Aim:
How many lines in the listing below include the word "open"? Reply with the count alone.

Items from a data source
----------

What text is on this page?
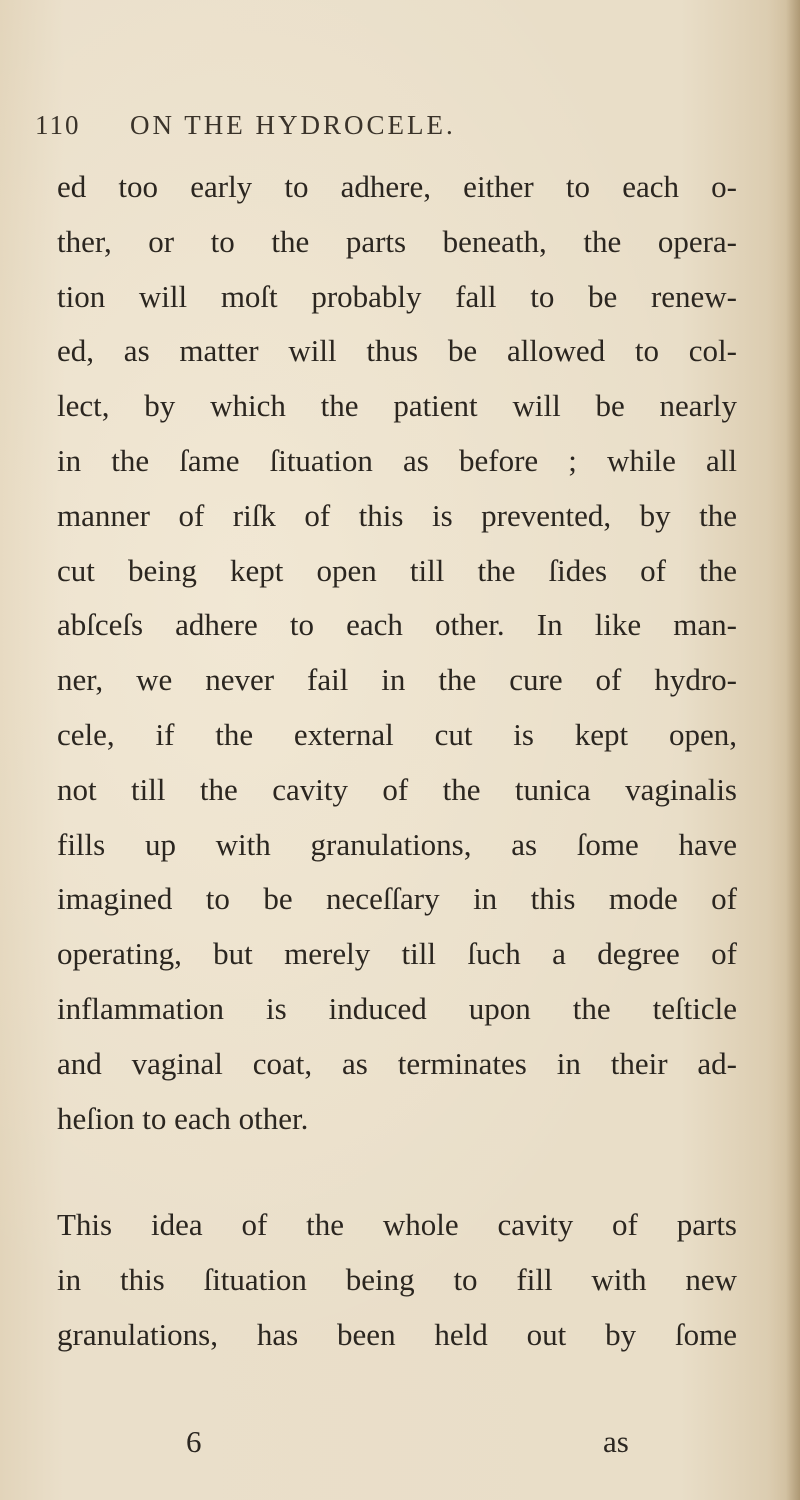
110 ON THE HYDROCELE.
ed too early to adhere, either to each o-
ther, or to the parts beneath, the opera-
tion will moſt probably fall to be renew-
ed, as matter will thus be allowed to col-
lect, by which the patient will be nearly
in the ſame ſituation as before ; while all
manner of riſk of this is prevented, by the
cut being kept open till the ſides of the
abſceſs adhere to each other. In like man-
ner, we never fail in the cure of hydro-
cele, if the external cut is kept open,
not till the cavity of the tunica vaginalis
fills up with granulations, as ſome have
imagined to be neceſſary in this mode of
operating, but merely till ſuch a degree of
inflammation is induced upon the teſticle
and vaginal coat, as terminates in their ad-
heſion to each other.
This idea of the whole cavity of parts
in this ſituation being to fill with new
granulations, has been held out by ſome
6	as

----------

Final result:
2